> _Task to carry out_:
Copy each line exactly.

....

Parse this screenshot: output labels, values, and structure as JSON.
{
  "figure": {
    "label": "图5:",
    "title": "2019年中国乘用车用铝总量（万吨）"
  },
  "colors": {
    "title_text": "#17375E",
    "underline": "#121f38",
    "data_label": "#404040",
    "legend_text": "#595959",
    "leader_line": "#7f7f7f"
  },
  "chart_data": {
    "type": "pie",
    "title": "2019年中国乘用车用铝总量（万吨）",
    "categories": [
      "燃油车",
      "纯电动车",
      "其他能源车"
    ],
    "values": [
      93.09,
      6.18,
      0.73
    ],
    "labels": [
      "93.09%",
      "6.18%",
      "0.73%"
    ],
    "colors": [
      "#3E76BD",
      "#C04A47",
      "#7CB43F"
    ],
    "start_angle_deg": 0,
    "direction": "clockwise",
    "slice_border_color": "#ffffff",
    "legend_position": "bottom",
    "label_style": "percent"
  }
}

....

> _Result below_:
Parse this screenshot: output labels, values, and structure as JSON.
{
  "figure": {
    "label": "图5:",
    "title": "2019年中国乘用车用铝总量（万吨）"
  },
  "colors": {
    "title_text": "#17375E",
    "underline": "#121f38",
    "data_label": "#404040",
    "legend_text": "#595959",
    "leader_line": "#7f7f7f"
  },
  "chart_data": {
    "type": "pie",
    "title": "2019年中国乘用车用铝总量（万吨）",
    "categories": [
      "燃油车",
      "纯电动车",
      "其他能源车"
    ],
    "values": [
      93.09,
      6.18,
      0.73
    ],
    "labels": [
      "93.09%",
      "6.18%",
      "0.73%"
    ],
    "colors": [
      "#3E76BD",
      "#C04A47",
      "#7CB43F"
    ],
    "start_angle_deg": 0,
    "direction": "clockwise",
    "slice_border_color": "#ffffff",
    "legend_position": "bottom",
    "label_style": "percent"
  }
}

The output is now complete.